» **Data listing**:
※ ※ ※

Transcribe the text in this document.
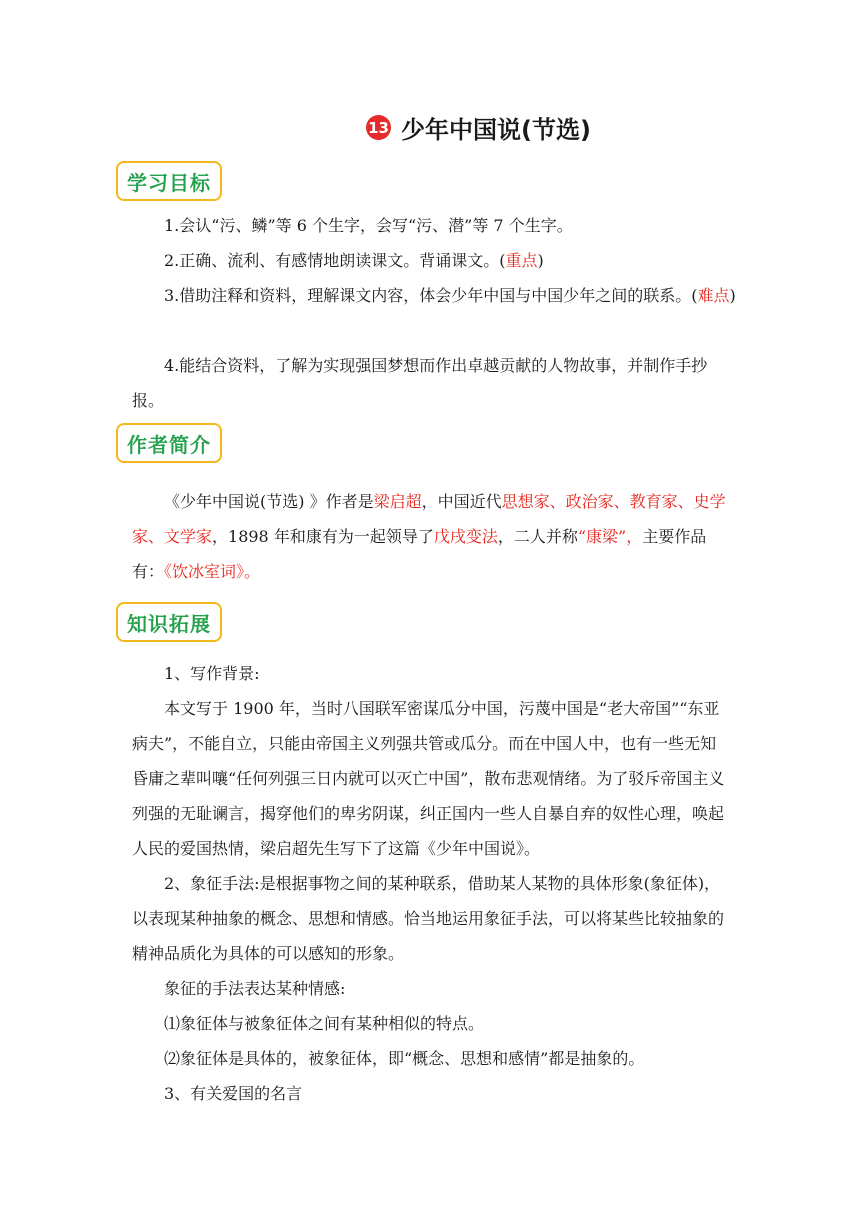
13 少年中国说(节选)
学习目标

1.会认“污、鳞”等 6 个生字，会写“污、潜”等 7 个生字。

2.正确、流利、有感情地朗读课文。背诵课文。(重点)

3.借助注释和资料，理解课文内容，体会少年中国与中国少年之间的联系。(难点)

4.能结合资料，了解为实现强国梦想而作出卓越贡献的人物故事，并制作手抄报。

作者简介

《少年中国说(节选) 》作者是梁启超，中国近代思想家、政治家、教育家、史学家、文学家，1898 年和康有为一起领导了戊戌变法，二人并称“康梁”，主要作品有：《饮冰室词》。

知识拓展

1、写作背景:

本文写于 1900 年，当时八国联军密谋瓜分中国，污蔑中国是“老大帝国”“东亚病夫”，不能自立，只能由帝国主义列强共管或瓜分。而在中国人中，也有一些无知昏庸之辈叫嚷“任何列强三日内就可以灭亡中国”，散布悲观情绪。为了驳斥帝国主义列强的无耻谰言，揭穿他们的卑劣阴谋，纠正国内一些人自暴自弃的奴性心理，唤起人民的爱国热情，梁启超先生写下了这篇《少年中国说》。

2、象征手法:是根据事物之间的某种联系，借助某人某物的具体形象(象征体)，以表现某种抽象的概念、思想和情感。恰当地运用象征手法，可以将某些比较抽象的精神品质化为具体的可以感知的形象。

象征的手法表达某种情感:

⑴象征体与被象征体之间有某种相似的特点。

⑵象征体是具体的，被象征体，即“概念、思想和感情”都是抽象的。

3、有关爱国的名言
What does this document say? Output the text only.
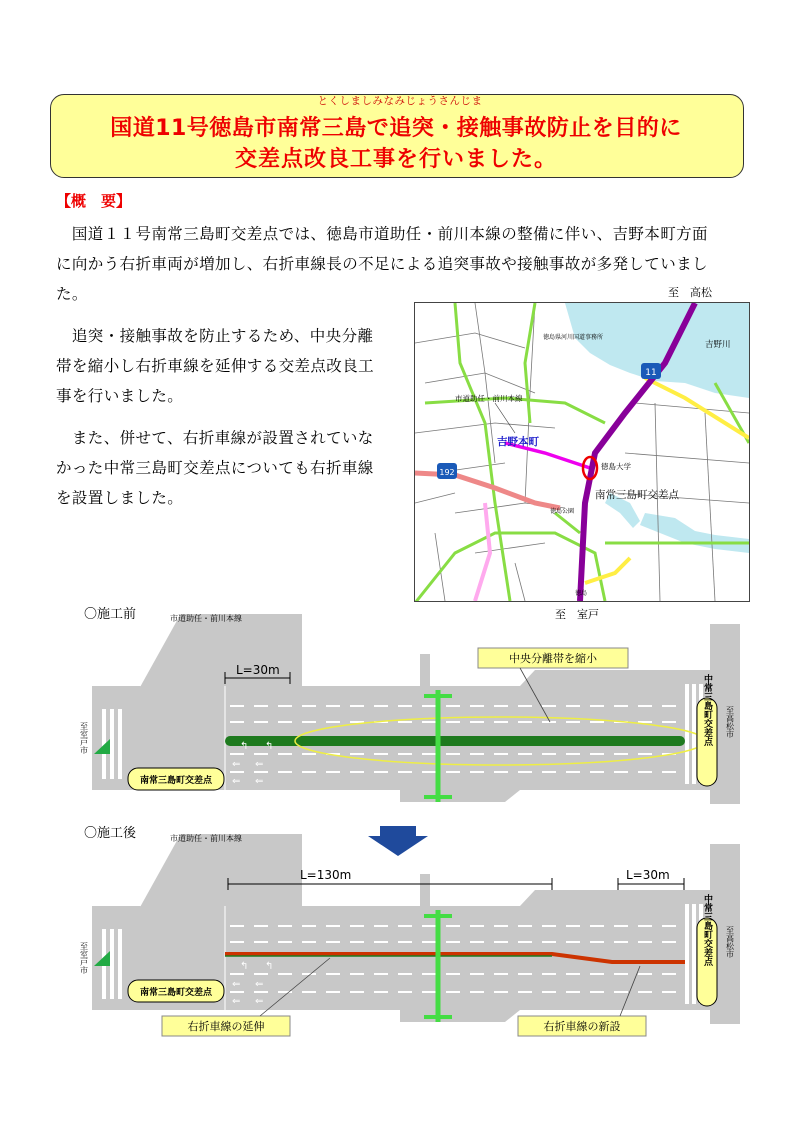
とくしましみなみじょうさんじま
国道11号徳島市南常三島で追突・接触事故防止を目的に
交差点改良工事を行いました。
【概　要】
　国道１１号南常三島町交差点では、徳島市道助任・前川本線の整備に伴い、吉野本町方面に向かう右折車両が増加し、右折車線長の不足による追突事故や接触事故が多発していました。
　追突・接触事故を防止するため、中央分離帯を縮小し右折車線を延伸する交差点改良工事を行いました。
　また、併せて、右折車線が設置されていなかった中常三島町交差点についても右折車線を設置しました。
至　高松
11
192
吉野川
市道助任・前川本線
吉野本町
徳島大学
南常三島町交差点
徳島県河川国道事務所
徳島公園
徳島
至　室戸
〇施工前
↰ ↰
⇐ ⇐
⇐ ⇐
L=30m
市道助任・前川本線
中央分離帯を縮小
南常三島町交差点
中常三島町交差点
至室戸市	至高松市
〇施工後
↰ ↰
⇐ ⇐
⇐ ⇐
L=130m	L=30m
市道助任・前川本線
右折車線の延伸	右折車線の新設
南常三島町交差点
中常三島町交差点
至室戸市	至高松市
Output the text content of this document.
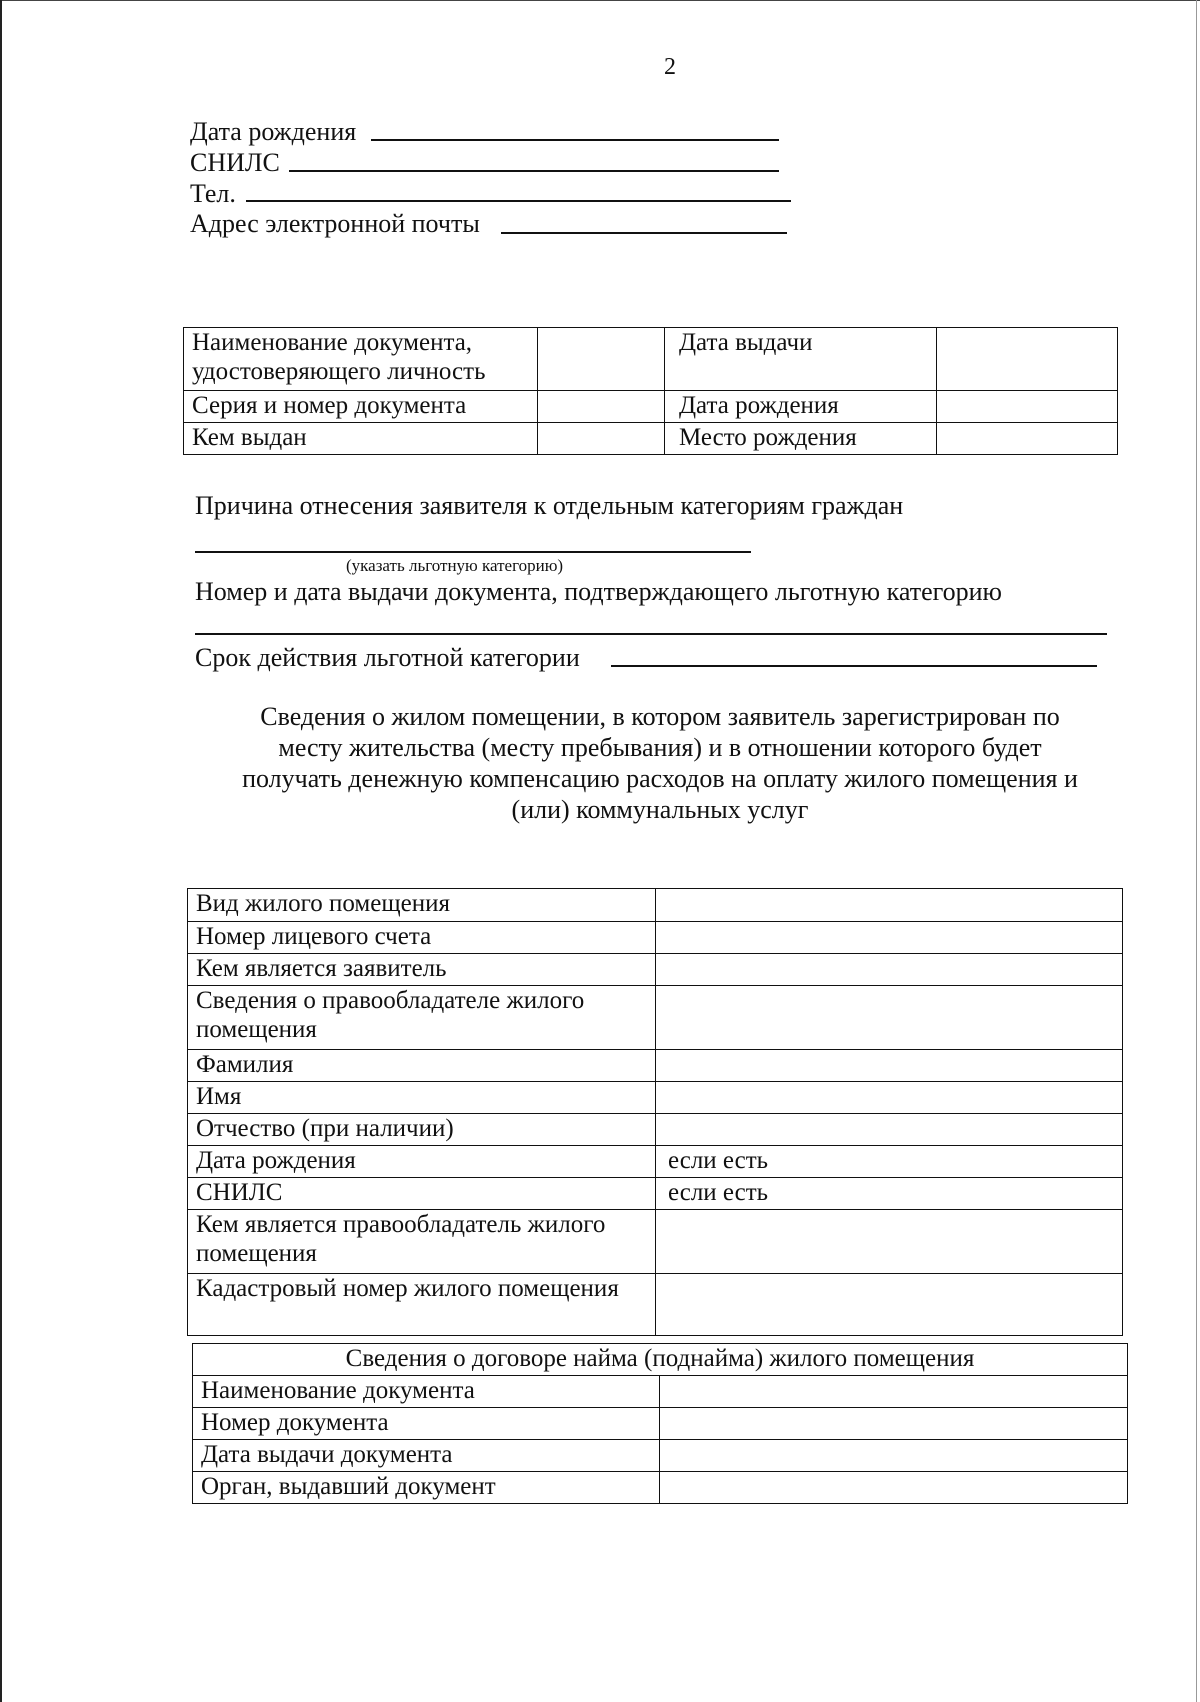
2
Дата рождения
СНИЛС
Тел.
Адрес электронной почты
Наименование документа, удостоверяющего личность		Дата выдачи	
Серия и номер документа		Дата рождения	
Кем выдан		Место рождения	
Причина отнесения заявителя к отдельным категориям граждан
(указать льготную категорию)
Номер и дата выдачи документа, подтверждающего льготную категорию
Срок действия льготной категории
Сведения о жилом помещении, в котором заявитель зарегистрирован по
месту жительства (месту пребывания) и в отношении которого будет
получать денежную компенсацию расходов на оплату жилого помещения и
(или) коммунальных услуг
Вид жилого помещения	
Номер лицевого счета	
Кем является заявитель	
Сведения о правообладателе жилого помещения	
Фамилия	
Имя	
Отчество (при наличии)	
Дата рождения	если есть
СНИЛС	если есть
Кем является правообладатель жилого помещения	
Кадастровый номер жилого помещения	
Сведения о договоре найма (поднайма) жилого помещения	
Наименование документа	
Номер документа	
Дата выдачи документа	
Орган, выдавший документ	
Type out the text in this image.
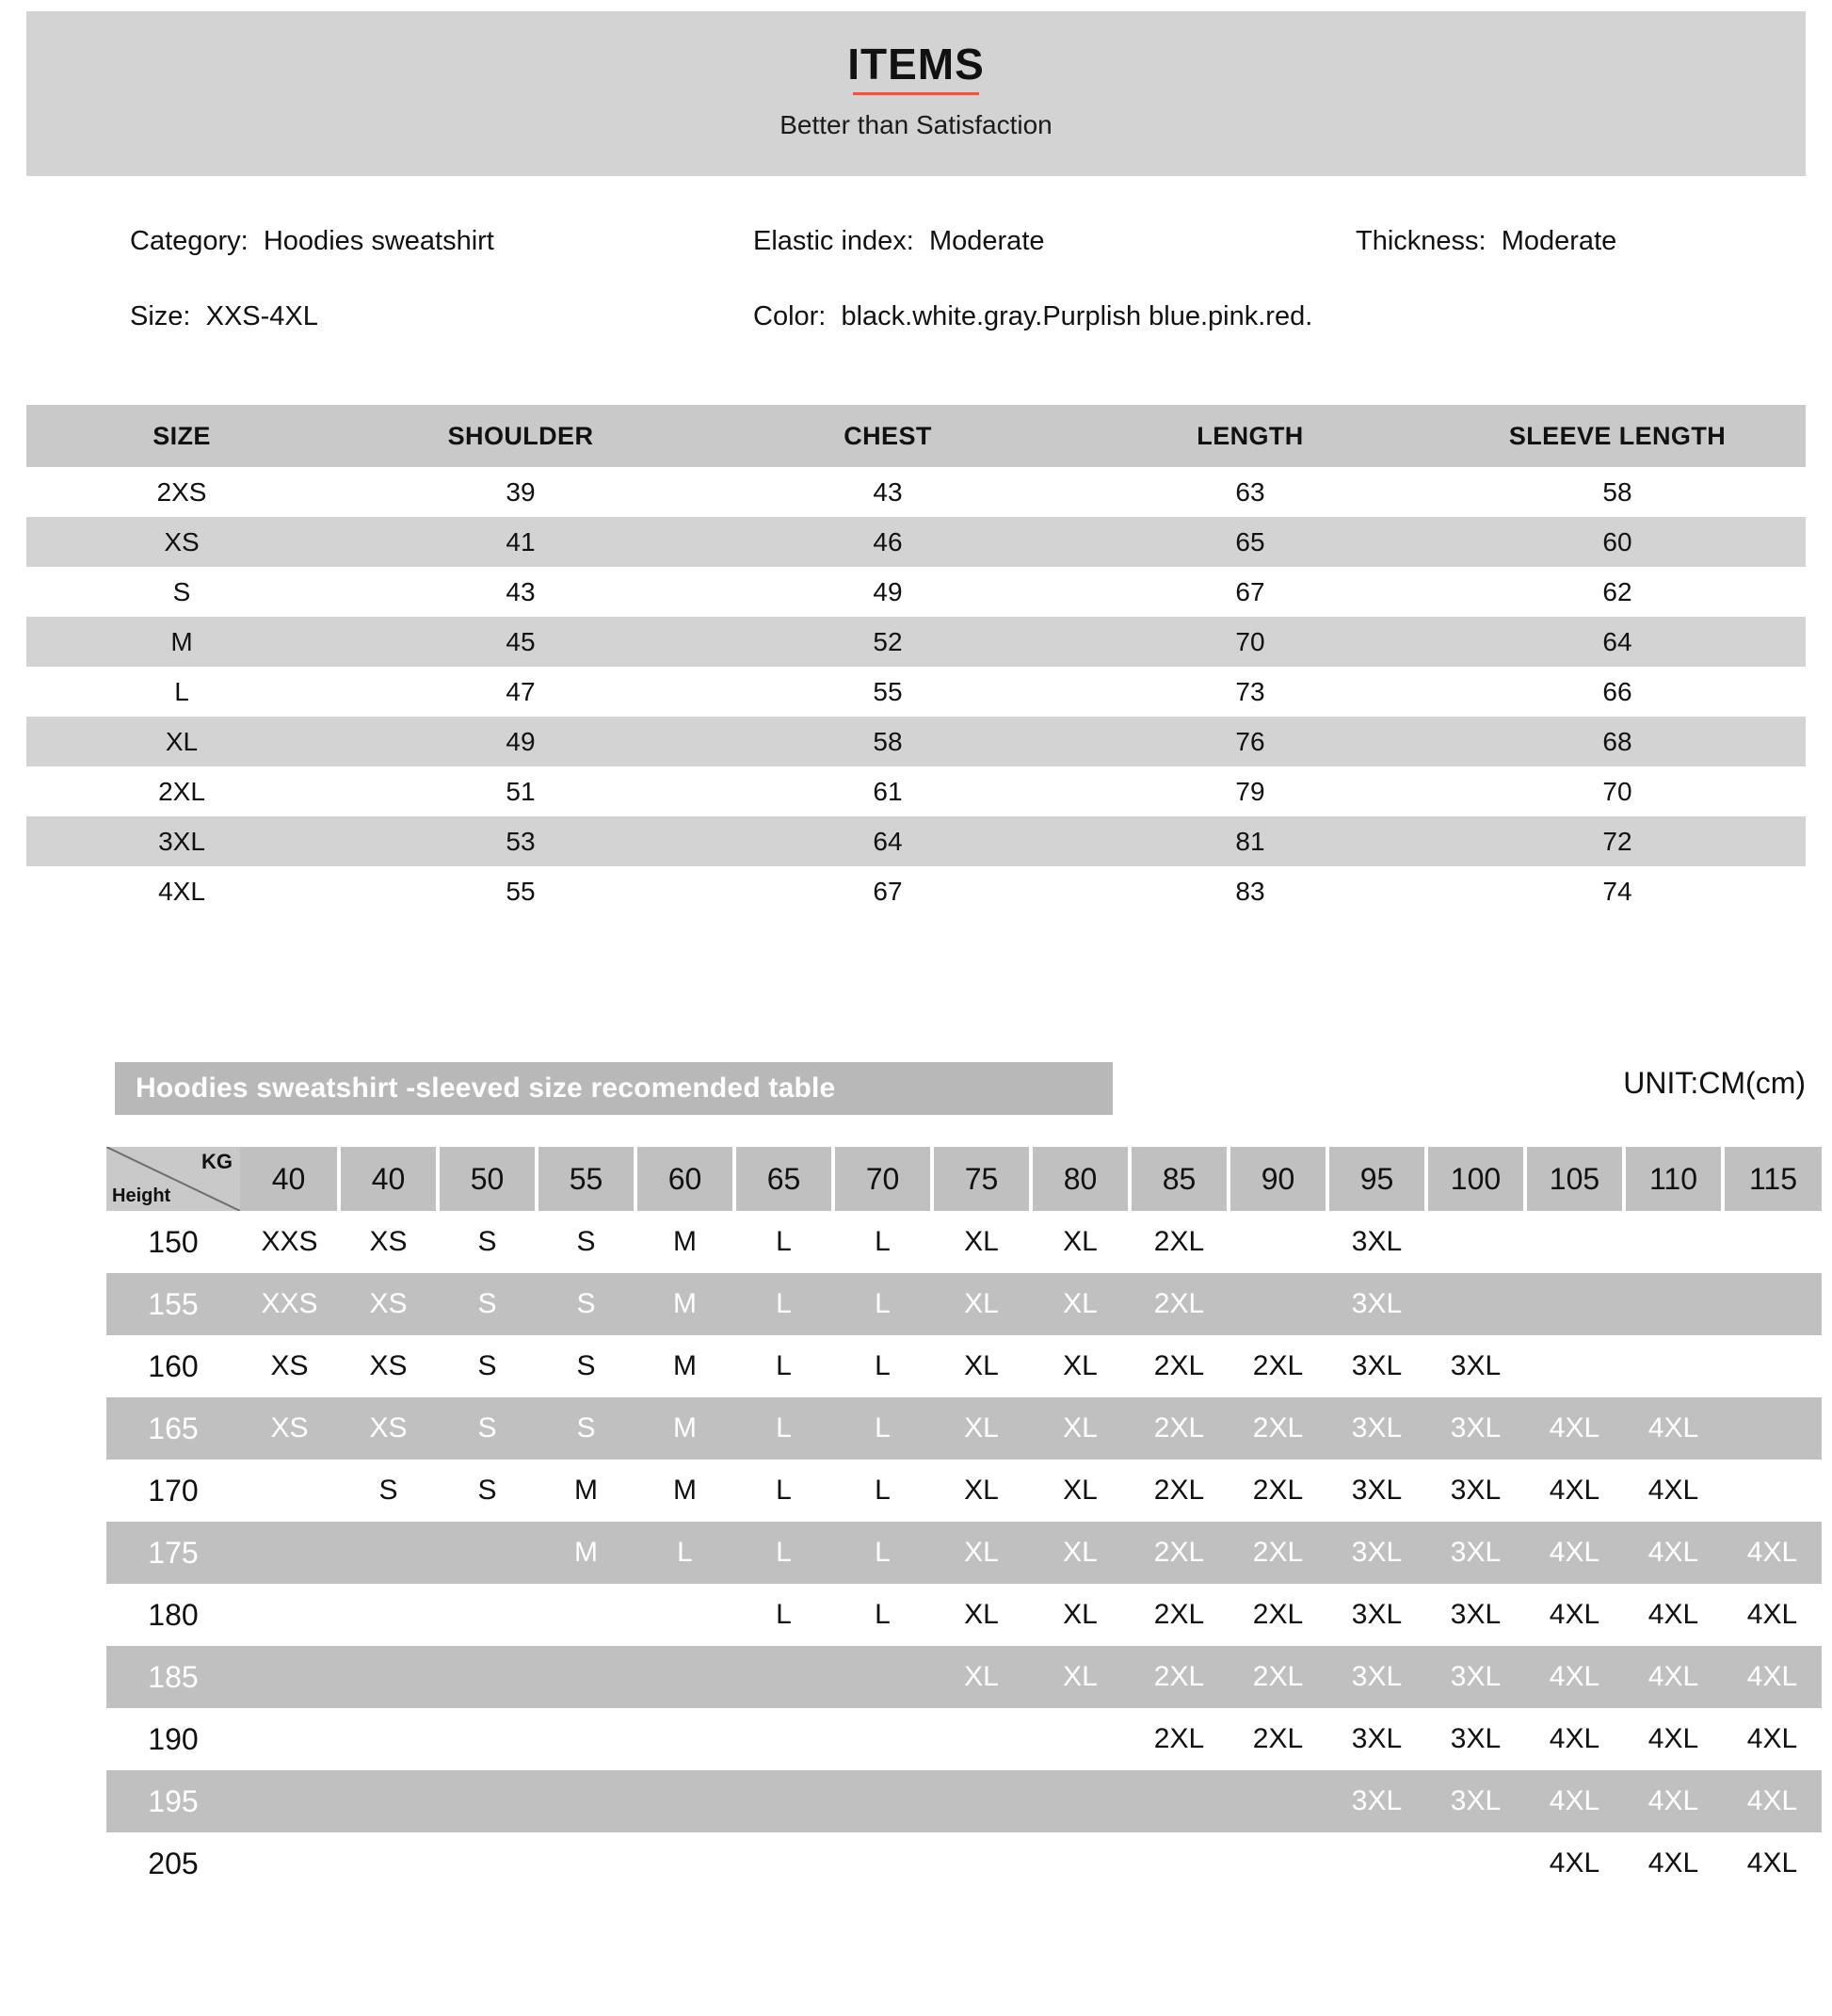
ITEMS
Better than Satisfaction
Category: Hoodies sweatshirt	Elastic index: Moderate	Thickness: Moderate
Size: XXS-4XL	Color: black.white.gray.Purplish blue.pink.red.
SIZE	SHOULDER	CHEST	LENGTH	SLEEVE LENGTH
2XS	39	43	63	58
XS	41	46	65	60
S	43	49	67	62
M	45	52	70	64
L	47	55	73	66
XL	49	58	76	68
2XL	51	61	79	70
3XL	53	64	81	72
4XL	55	67	83	74
Hoodies sweatshirt -sleeved size recomended table	UNIT:CM(cm)
KG
Height	40	40	50	55	60	65	70	75	80	85	90	95	100	105	110	115
150	XXS	XS	S	S	M	L	L	XL	XL	2XL		3XL				
155	XXS	XS	S	S	M	L	L	XL	XL	2XL		3XL				
160	XS	XS	S	S	M	L	L	XL	XL	2XL	2XL	3XL	3XL			
165	XS	XS	S	S	M	L	L	XL	XL	2XL	2XL	3XL	3XL	4XL	4XL	
170		S	S	M	M	L	L	XL	XL	2XL	2XL	3XL	3XL	4XL	4XL	
175				M	L	L	L	XL	XL	2XL	2XL	3XL	3XL	4XL	4XL	4XL
180						L	L	XL	XL	2XL	2XL	3XL	3XL	4XL	4XL	4XL
185								XL	XL	2XL	2XL	3XL	3XL	4XL	4XL	4XL
190										2XL	2XL	3XL	3XL	4XL	4XL	4XL
195												3XL	3XL	4XL	4XL	4XL
205														4XL	4XL	4XL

※ ※ ※

» **To be done**: Lines from the records above that hold "Output" are the ones to list.

» **The completed task**:
What does this document say? Output the text only.
Output the text content of this document.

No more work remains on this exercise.